— start Supplied data —
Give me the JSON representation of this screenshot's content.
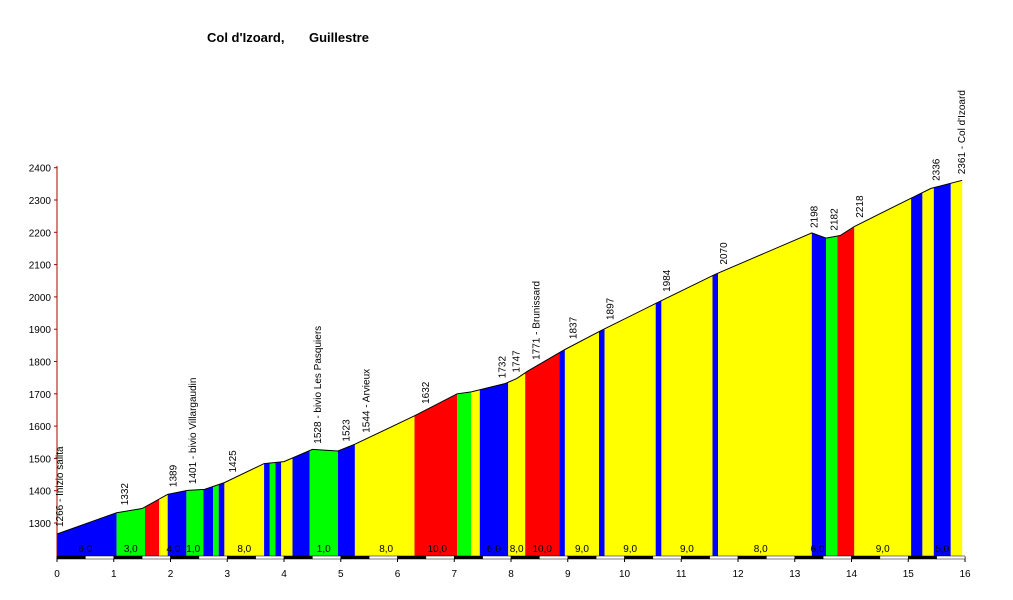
{
  "chart_data": {
    "type": "area",
    "title": "Col d'Izoard,",
    "subtitle": "Guillestre",
    "xlim": [
      0,
      16
    ],
    "ylim": [
      1200,
      2400
    ],
    "x_ticks": [
      "0",
      "1",
      "2",
      "3",
      "4",
      "5",
      "6",
      "7",
      "8",
      "9",
      "10",
      "11",
      "12",
      "13",
      "14",
      "15",
      "16"
    ],
    "y_ticks": [
      "1300",
      "1400",
      "1500",
      "1600",
      "1700",
      "1800",
      "1900",
      "2000",
      "2100",
      "2200",
      "2300",
      "2400"
    ],
    "colors": {
      "blue": "#0000ff",
      "green": "#00ff00",
      "red": "#ff0000",
      "yellow": "#ffff00"
    },
    "profile": [
      {
        "x": 0,
        "y": 1266
      },
      {
        "x": 1.05,
        "y": 1332
      },
      {
        "x": 1.5,
        "y": 1345
      },
      {
        "x": 1.95,
        "y": 1389
      },
      {
        "x": 2.3,
        "y": 1401
      },
      {
        "x": 2.6,
        "y": 1404
      },
      {
        "x": 2.95,
        "y": 1425
      },
      {
        "x": 3.65,
        "y": 1484
      },
      {
        "x": 4.0,
        "y": 1490
      },
      {
        "x": 4.5,
        "y": 1528
      },
      {
        "x": 4.95,
        "y": 1523
      },
      {
        "x": 5.25,
        "y": 1544
      },
      {
        "x": 6.3,
        "y": 1632
      },
      {
        "x": 7.05,
        "y": 1700
      },
      {
        "x": 7.3,
        "y": 1706
      },
      {
        "x": 7.9,
        "y": 1732
      },
      {
        "x": 8.1,
        "y": 1747
      },
      {
        "x": 8.3,
        "y": 1771
      },
      {
        "x": 8.95,
        "y": 1837
      },
      {
        "x": 9.6,
        "y": 1897
      },
      {
        "x": 10.6,
        "y": 1984
      },
      {
        "x": 11.6,
        "y": 2070
      },
      {
        "x": 13.3,
        "y": 2198
      },
      {
        "x": 13.55,
        "y": 2182
      },
      {
        "x": 13.8,
        "y": 2190
      },
      {
        "x": 14.05,
        "y": 2218
      },
      {
        "x": 15.1,
        "y": 2310
      },
      {
        "x": 15.4,
        "y": 2336
      },
      {
        "x": 15.95,
        "y": 2361
      }
    ],
    "segments": [
      {
        "x0": 0,
        "x1": 1.05,
        "color": "blue"
      },
      {
        "x0": 1.05,
        "x1": 1.55,
        "color": "green"
      },
      {
        "x0": 1.55,
        "x1": 1.8,
        "color": "red"
      },
      {
        "x0": 1.8,
        "x1": 1.95,
        "color": "yellow"
      },
      {
        "x0": 1.95,
        "x1": 2.28,
        "color": "blue"
      },
      {
        "x0": 2.28,
        "x1": 2.58,
        "color": "green"
      },
      {
        "x0": 2.58,
        "x1": 2.75,
        "color": "blue"
      },
      {
        "x0": 2.75,
        "x1": 2.85,
        "color": "green"
      },
      {
        "x0": 2.85,
        "x1": 2.95,
        "color": "blue"
      },
      {
        "x0": 2.95,
        "x1": 3.65,
        "color": "yellow"
      },
      {
        "x0": 3.65,
        "x1": 3.75,
        "color": "blue"
      },
      {
        "x0": 3.75,
        "x1": 3.85,
        "color": "green"
      },
      {
        "x0": 3.85,
        "x1": 3.95,
        "color": "blue"
      },
      {
        "x0": 3.95,
        "x1": 4.15,
        "color": "yellow"
      },
      {
        "x0": 4.15,
        "x1": 4.45,
        "color": "blue"
      },
      {
        "x0": 4.45,
        "x1": 4.95,
        "color": "green"
      },
      {
        "x0": 4.95,
        "x1": 5.25,
        "color": "blue"
      },
      {
        "x0": 5.25,
        "x1": 6.3,
        "color": "yellow"
      },
      {
        "x0": 6.3,
        "x1": 7.05,
        "color": "red"
      },
      {
        "x0": 7.05,
        "x1": 7.3,
        "color": "green"
      },
      {
        "x0": 7.3,
        "x1": 7.45,
        "color": "yellow"
      },
      {
        "x0": 7.45,
        "x1": 7.95,
        "color": "blue"
      },
      {
        "x0": 7.95,
        "x1": 8.25,
        "color": "yellow"
      },
      {
        "x0": 8.25,
        "x1": 8.85,
        "color": "red"
      },
      {
        "x0": 8.85,
        "x1": 8.95,
        "color": "blue"
      },
      {
        "x0": 8.95,
        "x1": 9.55,
        "color": "yellow"
      },
      {
        "x0": 9.55,
        "x1": 9.65,
        "color": "blue"
      },
      {
        "x0": 9.65,
        "x1": 10.55,
        "color": "yellow"
      },
      {
        "x0": 10.55,
        "x1": 10.65,
        "color": "blue"
      },
      {
        "x0": 10.65,
        "x1": 11.55,
        "color": "yellow"
      },
      {
        "x0": 11.55,
        "x1": 11.65,
        "color": "blue"
      },
      {
        "x0": 11.65,
        "x1": 13.3,
        "color": "yellow"
      },
      {
        "x0": 13.3,
        "x1": 13.55,
        "color": "blue"
      },
      {
        "x0": 13.55,
        "x1": 13.75,
        "color": "green"
      },
      {
        "x0": 13.75,
        "x1": 14.05,
        "color": "red"
      },
      {
        "x0": 14.05,
        "x1": 15.05,
        "color": "yellow"
      },
      {
        "x0": 15.05,
        "x1": 15.25,
        "color": "blue"
      },
      {
        "x0": 15.25,
        "x1": 15.45,
        "color": "yellow"
      },
      {
        "x0": 15.45,
        "x1": 15.75,
        "color": "blue"
      },
      {
        "x0": 15.75,
        "x1": 15.95,
        "color": "yellow"
      }
    ],
    "point_labels": [
      {
        "x": 0.05,
        "text": "1266 - Inizio salita"
      },
      {
        "x": 1.2,
        "text": "1332"
      },
      {
        "x": 2.05,
        "text": "1389"
      },
      {
        "x": 2.4,
        "text": "1401 - bivio Villargaudin"
      },
      {
        "x": 3.1,
        "text": "1425"
      },
      {
        "x": 4.6,
        "text": "1528 - bivio Les Pasquiers"
      },
      {
        "x": 5.1,
        "text": "1523"
      },
      {
        "x": 5.45,
        "text": "1544 - Arvieux"
      },
      {
        "x": 6.5,
        "text": "1632"
      },
      {
        "x": 7.85,
        "text": "1732"
      },
      {
        "x": 8.1,
        "text": "1747"
      },
      {
        "x": 8.45,
        "text": "1771 - Brunissard"
      },
      {
        "x": 9.1,
        "text": "1837"
      },
      {
        "x": 9.75,
        "text": "1897"
      },
      {
        "x": 10.75,
        "text": "1984"
      },
      {
        "x": 11.75,
        "text": "2070"
      },
      {
        "x": 13.35,
        "text": "2198"
      },
      {
        "x": 13.7,
        "text": "2182"
      },
      {
        "x": 14.15,
        "text": "2218"
      },
      {
        "x": 15.5,
        "text": "2336"
      },
      {
        "x": 15.95,
        "text": "2361 - Col d'Izoard"
      }
    ],
    "gradient_labels": [
      {
        "x": 0.5,
        "text": "6,0"
      },
      {
        "x": 1.3,
        "text": "3,0"
      },
      {
        "x": 2.05,
        "text": "4,0"
      },
      {
        "x": 2.4,
        "text": "1,0"
      },
      {
        "x": 3.3,
        "text": "8,0"
      },
      {
        "x": 4.7,
        "text": "1,0"
      },
      {
        "x": 5.8,
        "text": "8,0"
      },
      {
        "x": 6.7,
        "text": "10,0"
      },
      {
        "x": 7.7,
        "text": "6,0"
      },
      {
        "x": 8.1,
        "text": "8,0"
      },
      {
        "x": 8.55,
        "text": "10,0"
      },
      {
        "x": 9.25,
        "text": "9,0"
      },
      {
        "x": 10.1,
        "text": "9,0"
      },
      {
        "x": 11.1,
        "text": "9,0"
      },
      {
        "x": 12.4,
        "text": "8,0"
      },
      {
        "x": 13.4,
        "text": "6,0"
      },
      {
        "x": 14.55,
        "text": "9,0"
      },
      {
        "x": 15.6,
        "text": "5,0"
      }
    ]
  }
}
— end Supplied data —
Go through the listing above and pull out each line containing the word "bivio".

● Task result:
        "text": "1401 - bivio Villargaudin"
        "text": "1528 - bivio Les Pasquiers"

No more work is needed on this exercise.